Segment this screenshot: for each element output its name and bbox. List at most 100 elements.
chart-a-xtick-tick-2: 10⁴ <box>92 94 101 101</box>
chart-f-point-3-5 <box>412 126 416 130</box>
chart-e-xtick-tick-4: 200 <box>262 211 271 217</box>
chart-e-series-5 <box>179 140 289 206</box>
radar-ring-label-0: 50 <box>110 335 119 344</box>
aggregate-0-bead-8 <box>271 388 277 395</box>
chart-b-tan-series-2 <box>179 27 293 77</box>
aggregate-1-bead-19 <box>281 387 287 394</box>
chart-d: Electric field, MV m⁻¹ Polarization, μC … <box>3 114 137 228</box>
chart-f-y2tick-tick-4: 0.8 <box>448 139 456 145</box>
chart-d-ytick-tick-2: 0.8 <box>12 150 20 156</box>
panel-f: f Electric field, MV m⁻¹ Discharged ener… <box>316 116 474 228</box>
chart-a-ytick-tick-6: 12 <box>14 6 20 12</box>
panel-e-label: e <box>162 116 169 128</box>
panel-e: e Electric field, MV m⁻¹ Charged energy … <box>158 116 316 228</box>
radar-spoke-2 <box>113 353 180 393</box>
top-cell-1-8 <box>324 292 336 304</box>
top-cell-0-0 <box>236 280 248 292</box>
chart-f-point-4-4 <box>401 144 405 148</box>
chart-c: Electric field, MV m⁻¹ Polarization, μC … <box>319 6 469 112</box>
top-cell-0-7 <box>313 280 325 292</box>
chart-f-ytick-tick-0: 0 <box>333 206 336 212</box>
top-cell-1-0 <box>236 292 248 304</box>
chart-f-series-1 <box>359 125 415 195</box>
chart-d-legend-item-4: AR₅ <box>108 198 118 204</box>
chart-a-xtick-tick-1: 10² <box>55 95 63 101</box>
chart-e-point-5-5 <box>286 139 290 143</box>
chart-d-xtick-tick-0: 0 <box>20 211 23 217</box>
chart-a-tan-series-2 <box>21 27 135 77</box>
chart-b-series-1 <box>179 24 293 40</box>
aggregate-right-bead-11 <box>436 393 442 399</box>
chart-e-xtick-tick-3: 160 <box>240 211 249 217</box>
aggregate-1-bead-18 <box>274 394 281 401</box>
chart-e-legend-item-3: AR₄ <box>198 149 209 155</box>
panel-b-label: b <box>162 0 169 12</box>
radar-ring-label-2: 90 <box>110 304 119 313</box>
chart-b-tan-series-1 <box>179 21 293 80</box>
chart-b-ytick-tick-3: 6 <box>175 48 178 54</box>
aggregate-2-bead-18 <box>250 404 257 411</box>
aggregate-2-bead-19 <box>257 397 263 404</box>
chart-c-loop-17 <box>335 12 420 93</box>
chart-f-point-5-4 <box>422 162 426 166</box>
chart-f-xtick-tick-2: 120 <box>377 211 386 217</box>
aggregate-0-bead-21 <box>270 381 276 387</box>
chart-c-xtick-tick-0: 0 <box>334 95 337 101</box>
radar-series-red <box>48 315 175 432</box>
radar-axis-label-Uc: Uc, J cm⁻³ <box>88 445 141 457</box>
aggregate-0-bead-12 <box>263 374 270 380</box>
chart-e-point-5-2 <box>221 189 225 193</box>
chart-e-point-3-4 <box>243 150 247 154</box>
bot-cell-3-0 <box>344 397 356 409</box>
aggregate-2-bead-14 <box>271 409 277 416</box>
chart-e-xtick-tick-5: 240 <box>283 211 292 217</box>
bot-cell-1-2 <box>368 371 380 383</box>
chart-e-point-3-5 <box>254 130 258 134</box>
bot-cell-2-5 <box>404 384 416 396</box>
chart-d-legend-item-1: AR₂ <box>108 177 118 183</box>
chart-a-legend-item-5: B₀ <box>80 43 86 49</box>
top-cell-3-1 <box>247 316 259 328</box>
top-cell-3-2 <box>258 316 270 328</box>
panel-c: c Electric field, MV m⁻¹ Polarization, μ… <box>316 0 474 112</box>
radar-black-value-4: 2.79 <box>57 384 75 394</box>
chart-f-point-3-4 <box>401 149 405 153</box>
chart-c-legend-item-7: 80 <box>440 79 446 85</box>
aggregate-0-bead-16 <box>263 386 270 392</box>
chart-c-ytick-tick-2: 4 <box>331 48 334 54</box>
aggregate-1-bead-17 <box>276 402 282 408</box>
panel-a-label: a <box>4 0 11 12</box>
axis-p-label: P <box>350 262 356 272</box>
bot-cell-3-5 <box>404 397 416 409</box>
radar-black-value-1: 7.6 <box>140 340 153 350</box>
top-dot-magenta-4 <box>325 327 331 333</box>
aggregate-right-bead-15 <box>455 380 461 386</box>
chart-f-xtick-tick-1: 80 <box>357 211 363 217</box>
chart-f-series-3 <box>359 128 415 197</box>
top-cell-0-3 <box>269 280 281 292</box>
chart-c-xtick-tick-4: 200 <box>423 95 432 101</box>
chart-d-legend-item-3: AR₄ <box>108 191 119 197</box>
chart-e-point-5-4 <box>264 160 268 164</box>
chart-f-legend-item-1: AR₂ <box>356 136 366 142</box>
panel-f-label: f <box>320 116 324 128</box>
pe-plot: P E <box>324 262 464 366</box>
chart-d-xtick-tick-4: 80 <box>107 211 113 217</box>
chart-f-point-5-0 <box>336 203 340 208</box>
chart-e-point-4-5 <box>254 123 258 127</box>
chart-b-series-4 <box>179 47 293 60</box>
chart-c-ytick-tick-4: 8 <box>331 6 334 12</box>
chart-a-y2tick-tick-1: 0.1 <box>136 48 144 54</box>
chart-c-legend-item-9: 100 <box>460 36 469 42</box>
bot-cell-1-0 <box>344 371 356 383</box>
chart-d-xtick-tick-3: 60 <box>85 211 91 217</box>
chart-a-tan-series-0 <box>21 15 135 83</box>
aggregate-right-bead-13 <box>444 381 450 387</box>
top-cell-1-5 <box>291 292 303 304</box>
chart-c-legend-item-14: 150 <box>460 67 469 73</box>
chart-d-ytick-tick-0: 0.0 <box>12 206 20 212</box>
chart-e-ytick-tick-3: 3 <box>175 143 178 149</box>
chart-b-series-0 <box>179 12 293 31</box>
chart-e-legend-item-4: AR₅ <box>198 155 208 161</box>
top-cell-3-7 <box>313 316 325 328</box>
○ ○ ○ ○ ○
Reproduce the rows above with "screenshot" changed to "image" and nothing else altered.

Full output:
Segment this image: for each element output its name and bbox. List at most 100 elements.
chart-a-xtick-tick-2: 10⁴ <box>92 94 101 101</box>
chart-f-point-3-5 <box>412 126 416 130</box>
chart-e-xtick-tick-4: 200 <box>262 211 271 217</box>
chart-e-series-5 <box>179 140 289 206</box>
radar-ring-label-0: 50 <box>110 335 119 344</box>
aggregate-0-bead-8 <box>271 388 277 395</box>
chart-b-tan-series-2 <box>179 27 293 77</box>
aggregate-1-bead-19 <box>281 387 287 394</box>
chart-d: Electric field, MV m⁻¹ Polarization, μC … <box>3 114 137 228</box>
chart-f-y2tick-tick-4: 0.8 <box>448 139 456 145</box>
chart-d-ytick-tick-2: 0.8 <box>12 150 20 156</box>
panel-f: f Electric field, MV m⁻¹ Discharged ener… <box>316 116 474 228</box>
chart-a-ytick-tick-6: 12 <box>14 6 20 12</box>
panel-e-label: e <box>162 116 169 128</box>
panel-e: e Electric field, MV m⁻¹ Charged energy … <box>158 116 316 228</box>
radar-spoke-2 <box>113 353 180 393</box>
top-cell-1-8 <box>324 292 336 304</box>
top-cell-0-0 <box>236 280 248 292</box>
chart-f-point-4-4 <box>401 144 405 148</box>
chart-c: Electric field, MV m⁻¹ Polarization, μC … <box>319 6 469 112</box>
top-cell-0-7 <box>313 280 325 292</box>
chart-f-ytick-tick-0: 0 <box>333 206 336 212</box>
top-cell-1-0 <box>236 292 248 304</box>
chart-f-series-1 <box>359 125 415 195</box>
chart-d-legend-item-4: AR₅ <box>108 198 118 204</box>
chart-a-xtick-tick-1: 10² <box>55 95 63 101</box>
chart-e-point-5-5 <box>286 139 290 143</box>
chart-d-xtick-tick-0: 0 <box>20 211 23 217</box>
chart-a-tan-series-2 <box>21 27 135 77</box>
chart-b-series-1 <box>179 24 293 40</box>
aggregate-right-bead-11 <box>436 393 442 399</box>
chart-e-xtick-tick-3: 160 <box>240 211 249 217</box>
aggregate-1-bead-18 <box>274 394 281 401</box>
chart-e-legend-item-3: AR₄ <box>198 149 209 155</box>
panel-b-label: b <box>162 0 169 12</box>
radar-ring-label-2: 90 <box>110 304 119 313</box>
chart-b-tan-series-1 <box>179 21 293 80</box>
chart-b-ytick-tick-3: 6 <box>175 48 178 54</box>
aggregate-2-bead-18 <box>250 404 257 411</box>
aggregate-2-bead-19 <box>257 397 263 404</box>
chart-c-loop-17 <box>335 12 420 93</box>
chart-f-point-5-4 <box>422 162 426 166</box>
chart-f-xtick-tick-2: 120 <box>377 211 386 217</box>
aggregate-0-bead-21 <box>270 381 276 387</box>
chart-c-xtick-tick-0: 0 <box>334 95 337 101</box>
radar-series-red <box>48 315 175 432</box>
radar-axis-label-Uc: Uc, J cm⁻³ <box>88 445 141 457</box>
aggregate-0-bead-12 <box>263 374 270 380</box>
chart-e-point-5-2 <box>221 189 225 193</box>
chart-e-point-3-4 <box>243 150 247 154</box>
bot-cell-3-0 <box>344 397 356 409</box>
aggregate-2-bead-14 <box>271 409 277 416</box>
chart-e-xtick-tick-5: 240 <box>283 211 292 217</box>
bot-cell-1-2 <box>368 371 380 383</box>
chart-e-point-3-5 <box>254 130 258 134</box>
bot-cell-2-5 <box>404 384 416 396</box>
chart-d-legend-item-1: AR₂ <box>108 177 118 183</box>
chart-a-legend-item-5: B₀ <box>80 43 86 49</box>
top-cell-3-1 <box>247 316 259 328</box>
top-cell-3-2 <box>258 316 270 328</box>
panel-c: c Electric field, MV m⁻¹ Polarization, μ… <box>316 0 474 112</box>
radar-black-value-4: 2.79 <box>57 384 75 394</box>
chart-f-point-3-4 <box>401 149 405 153</box>
chart-c-legend-item-7: 80 <box>440 79 446 85</box>
aggregate-0-bead-16 <box>263 386 270 392</box>
chart-c-ytick-tick-2: 4 <box>331 48 334 54</box>
aggregate-1-bead-17 <box>276 402 282 408</box>
panel-a-label: a <box>4 0 11 12</box>
axis-p-label: P <box>350 262 356 272</box>
bot-cell-3-5 <box>404 397 416 409</box>
radar-black-value-1: 7.6 <box>140 340 153 350</box>
top-dot-magenta-4 <box>325 327 331 333</box>
aggregate-right-bead-15 <box>455 380 461 386</box>
chart-f-xtick-tick-1: 80 <box>357 211 363 217</box>
chart-f-series-3 <box>359 128 415 197</box>
top-cell-0-3 <box>269 280 281 292</box>
chart-c-xtick-tick-4: 200 <box>423 95 432 101</box>
chart-d-legend-item-3: AR₄ <box>108 191 119 197</box>
chart-e-point-5-4 <box>264 160 268 164</box>
chart-f-legend-item-1: AR₂ <box>356 136 366 142</box>
panel-f-label: f <box>320 116 324 128</box>
pe-plot: P E <box>324 262 464 366</box>
chart-d-xtick-tick-4: 80 <box>107 211 113 217</box>
chart-f-point-5-0 <box>336 203 340 208</box>
chart-e-point-4-5 <box>254 123 258 127</box>
chart-b-series-4 <box>179 47 293 60</box>
chart-c-ytick-tick-4: 8 <box>331 6 334 12</box>
chart-a-y2tick-tick-1: 0.1 <box>136 48 144 54</box>
chart-c-legend-item-9: 100 <box>460 36 469 42</box>
bot-cell-1-0 <box>344 371 356 383</box>
chart-d-xtick-tick-3: 60 <box>85 211 91 217</box>
chart-a-tan-series-0 <box>21 15 135 83</box>
aggregate-right-bead-13 <box>444 381 450 387</box>
top-cell-1-5 <box>291 292 303 304</box>
chart-c-legend-item-14: 150 <box>460 67 469 73</box>
chart-d-ytick-tick-0: 0.0 <box>12 206 20 212</box>
chart-e-ytick-tick-3: 3 <box>175 143 178 149</box>
chart-b-series-0 <box>179 12 293 31</box>
chart-e-legend-item-4: AR₅ <box>198 155 208 161</box>
top-cell-3-7 <box>313 316 325 328</box>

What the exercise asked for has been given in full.